Dataset excerpts >>
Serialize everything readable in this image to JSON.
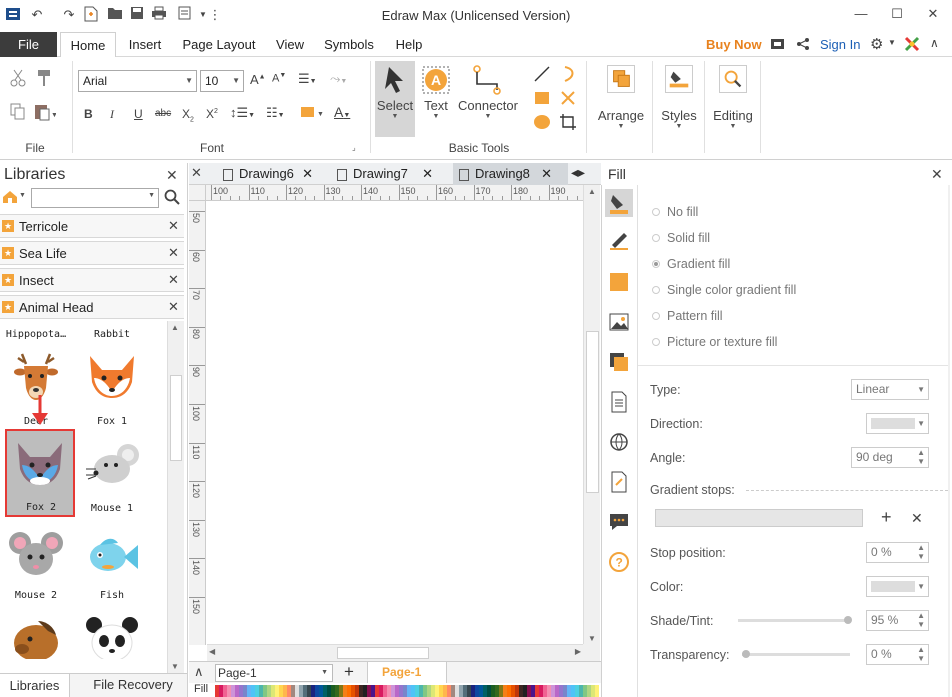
{
  "window": {
    "title": "Edraw Max (Unlicensed Version)"
  },
  "menu": {
    "file": "File",
    "tabs": [
      "Home",
      "Insert",
      "Page Layout",
      "View",
      "Symbols",
      "Help"
    ],
    "buy_now": "Buy Now",
    "sign_in": "Sign In"
  },
  "ribbon": {
    "groups": {
      "file": "File",
      "font": "Font",
      "basic_tools": "Basic Tools"
    },
    "font_name": "Arial",
    "font_size": "10",
    "select_label": "Select",
    "text_label": "Text",
    "connector_label": "Connector",
    "arrange_label": "Arrange",
    "styles_label": "Styles",
    "editing_label": "Editing"
  },
  "libraries": {
    "title": "Libraries",
    "rows": [
      "Terricole",
      "Sea Life",
      "Insect",
      "Animal Head"
    ],
    "shapes": [
      {
        "label": "Hippopota…"
      },
      {
        "label": "Rabbit"
      },
      {
        "label": "Deer"
      },
      {
        "label": "Fox 1"
      },
      {
        "label": "Fox 2"
      },
      {
        "label": "Mouse 1"
      },
      {
        "label": "Mouse 2"
      },
      {
        "label": "Fish"
      }
    ],
    "bottom_tabs": [
      "Libraries",
      "File Recovery"
    ]
  },
  "documents": {
    "tabs": [
      "Drawing6",
      "Drawing7",
      "Drawing8"
    ],
    "active": "Drawing8"
  },
  "rulers": {
    "horizontal": [
      "100",
      "110",
      "120",
      "130",
      "140",
      "150",
      "160",
      "170",
      "180",
      "190"
    ],
    "vertical": [
      "50",
      "60",
      "70",
      "80",
      "90",
      "100",
      "110",
      "120",
      "130",
      "140",
      "150"
    ]
  },
  "page_bar": {
    "page_select": "Page-1",
    "page_tab": "Page-1",
    "fill_label": "Fill"
  },
  "fill_panel": {
    "title": "Fill",
    "options": [
      "No fill",
      "Solid fill",
      "Gradient fill",
      "Single color gradient fill",
      "Pattern fill",
      "Picture or texture fill"
    ],
    "selected": "Gradient fill",
    "type_label": "Type:",
    "type_value": "Linear",
    "direction_label": "Direction:",
    "angle_label": "Angle:",
    "angle_value": "90 deg",
    "gradient_stops_label": "Gradient stops:",
    "stop_position_label": "Stop position:",
    "stop_position_value": "0 %",
    "color_label": "Color:",
    "shade_tint_label": "Shade/Tint:",
    "shade_tint_value": "95 %",
    "transparency_label": "Transparency:",
    "transparency_value": "0 %"
  },
  "colors": {
    "accent_orange": "#f3a43b",
    "file_tab_bg": "#3c3c3c",
    "highlight_red": "#e53935",
    "link_blue": "#1c5fb5"
  }
}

Exercise instructions >> Print the complete listing exactly as it stands, without its pictures.

The output >>
Serialize everything readable in this image to JSON.
{
  "window": {
    "title": "Edraw Max (Unlicensed Version)"
  },
  "menu": {
    "file": "File",
    "tabs": [
      "Home",
      "Insert",
      "Page Layout",
      "View",
      "Symbols",
      "Help"
    ],
    "buy_now": "Buy Now",
    "sign_in": "Sign In"
  },
  "ribbon": {
    "groups": {
      "file": "File",
      "font": "Font",
      "basic_tools": "Basic Tools"
    },
    "font_name": "Arial",
    "font_size": "10",
    "select_label": "Select",
    "text_label": "Text",
    "connector_label": "Connector",
    "arrange_label": "Arrange",
    "styles_label": "Styles",
    "editing_label": "Editing"
  },
  "libraries": {
    "title": "Libraries",
    "rows": [
      "Terricole",
      "Sea Life",
      "Insect",
      "Animal Head"
    ],
    "shapes": [
      {
        "label": "Hippopota…"
      },
      {
        "label": "Rabbit"
      },
      {
        "label": "Deer"
      },
      {
        "label": "Fox 1"
      },
      {
        "label": "Fox 2"
      },
      {
        "label": "Mouse 1"
      },
      {
        "label": "Mouse 2"
      },
      {
        "label": "Fish"
      }
    ],
    "bottom_tabs": [
      "Libraries",
      "File Recovery"
    ]
  },
  "documents": {
    "tabs": [
      "Drawing6",
      "Drawing7",
      "Drawing8"
    ],
    "active": "Drawing8"
  },
  "rulers": {
    "horizontal": [
      "100",
      "110",
      "120",
      "130",
      "140",
      "150",
      "160",
      "170",
      "180",
      "190"
    ],
    "vertical": [
      "50",
      "60",
      "70",
      "80",
      "90",
      "100",
      "110",
      "120",
      "130",
      "140",
      "150"
    ]
  },
  "page_bar": {
    "page_select": "Page-1",
    "page_tab": "Page-1",
    "fill_label": "Fill"
  },
  "fill_panel": {
    "title": "Fill",
    "options": [
      "No fill",
      "Solid fill",
      "Gradient fill",
      "Single color gradient fill",
      "Pattern fill",
      "Picture or texture fill"
    ],
    "selected": "Gradient fill",
    "type_label": "Type:",
    "type_value": "Linear",
    "direction_label": "Direction:",
    "angle_label": "Angle:",
    "angle_value": "90 deg",
    "gradient_stops_label": "Gradient stops:",
    "stop_position_label": "Stop position:",
    "stop_position_value": "0 %",
    "color_label": "Color:",
    "shade_tint_label": "Shade/Tint:",
    "shade_tint_value": "95 %",
    "transparency_label": "Transparency:",
    "transparency_value": "0 %"
  },
  "colors": {
    "accent_orange": "#f3a43b",
    "file_tab_bg": "#3c3c3c",
    "highlight_red": "#e53935",
    "link_blue": "#1c5fb5"
  }
}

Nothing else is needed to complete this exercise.